*What is expected*:
Give the number of lines containing "pour" in this listing, with no other words.
* START Material for this task *
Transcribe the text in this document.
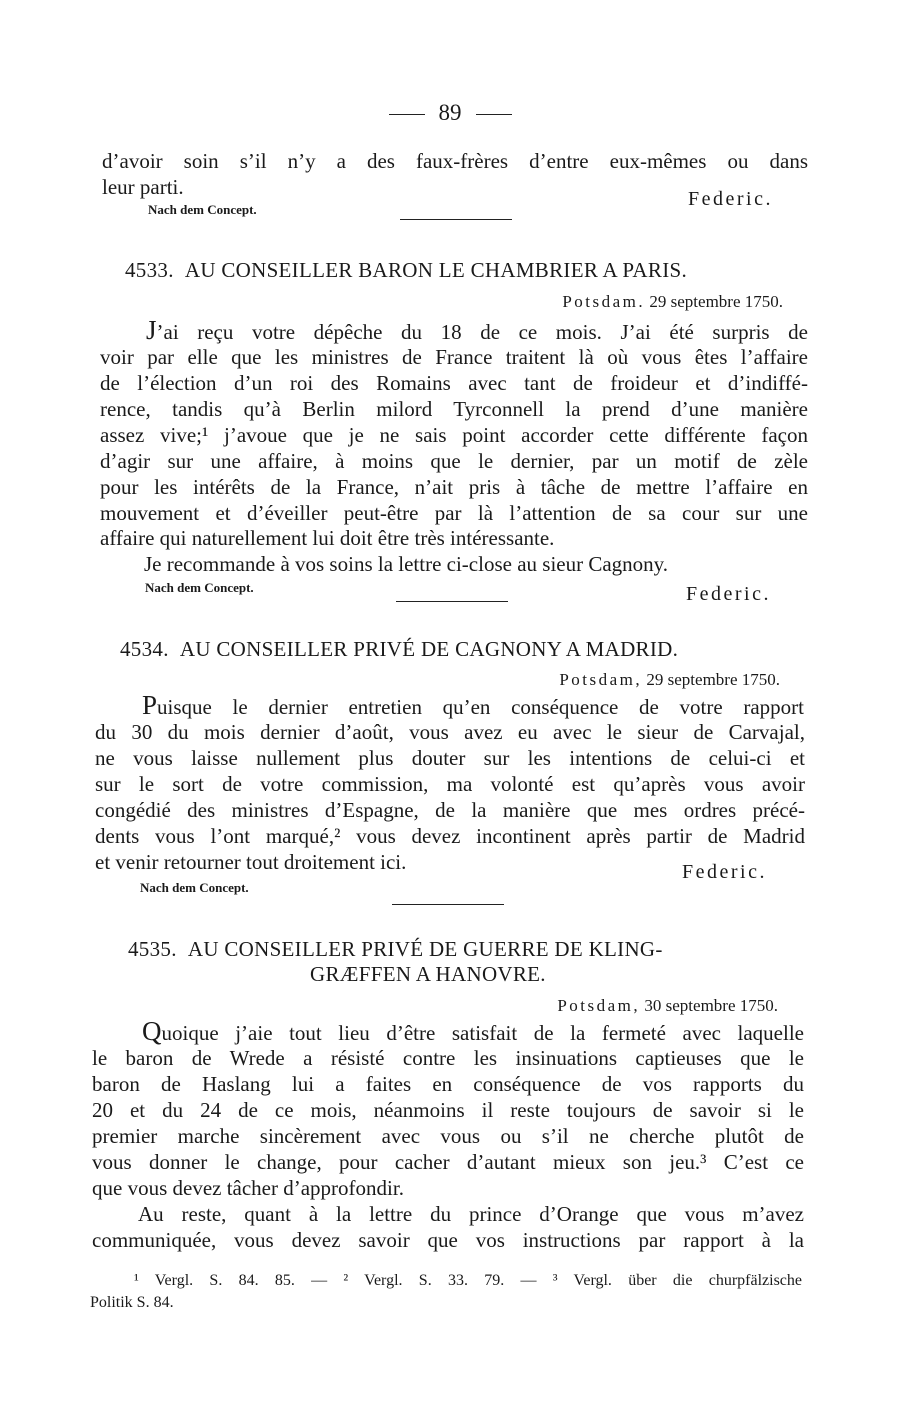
89
d’avoir soin s’il n’y a des faux-frères d’entre eux-mêmes ou dans
leur parti.
Nach dem Concept.	Federic.
4533. AU CONSEILLER BARON LE CHAMBRIER A PARIS.
Potsdam. 29 septembre 1750.
J’ai reçu votre dépêche du 18 de ce mois. J’ai été surpris de
voir par elle que les ministres de France traitent là où vous êtes l’affaire
de l’élection d’un roi des Romains avec tant de froideur et d’indiffé-
rence, tandis qu’à Berlin milord Tyrconnell la prend d’une manière
assez vive;¹ j’avoue que je ne sais point accorder cette différente façon
d’agir sur une affaire, à moins que le dernier, par un motif de zèle
pour les intérêts de la France, n’ait pris à tâche de mettre l’affaire en
mouvement et d’éveiller peut-être par là l’attention de sa cour sur une
affaire qui naturellement lui doit être très intéressante.
Je recommande à vos soins la lettre ci-close au sieur Cagnony.
Nach dem Concept.	Federic.
4534. AU CONSEILLER PRIVÉ DE CAGNONY A MADRID.
Potsdam, 29 septembre 1750.
Puisque le dernier entretien qu’en conséquence de votre rapport
du 30 du mois dernier d’août, vous avez eu avec le sieur de Carvajal,
ne vous laisse nullement plus douter sur les intentions de celui-ci et
sur le sort de votre commission, ma volonté est qu’après vous avoir
congédié des ministres d’Espagne, de la manière que mes ordres précé-
dents vous l’ont marqué,² vous devez incontinent après partir de Madrid
et venir retourner tout droitement ici.	Federic.
Nach dem Concept.
4535. AU CONSEILLER PRIVÉ DE GUERRE DE KLING-
GRÆFFEN A HANOVRE.
Potsdam, 30 septembre 1750.
Quoique j’aie tout lieu d’être satisfait de la fermeté avec laquelle
le baron de Wrede a résisté contre les insinuations captieuses que le
baron de Haslang lui a faites en conséquence de vos rapports du
20 et du 24 de ce mois, néanmoins il reste toujours de savoir si le
premier marche sincèrement avec vous ou s’il ne cherche plutôt de
vous donner le change, pour cacher d’autant mieux son jeu.³ C’est ce
que vous devez tâcher d’approfondir.
Au reste, quant à la lettre du prince d’Orange que vous m’avez
communiquée, vous devez savoir que vos instructions par rapport à la
¹ Vergl. S. 84. 85. — ² Vergl. S. 33. 79. — ³ Vergl. über die churpfälzische
Politik S. 84.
* END Material for this task *
*Written answer*:
2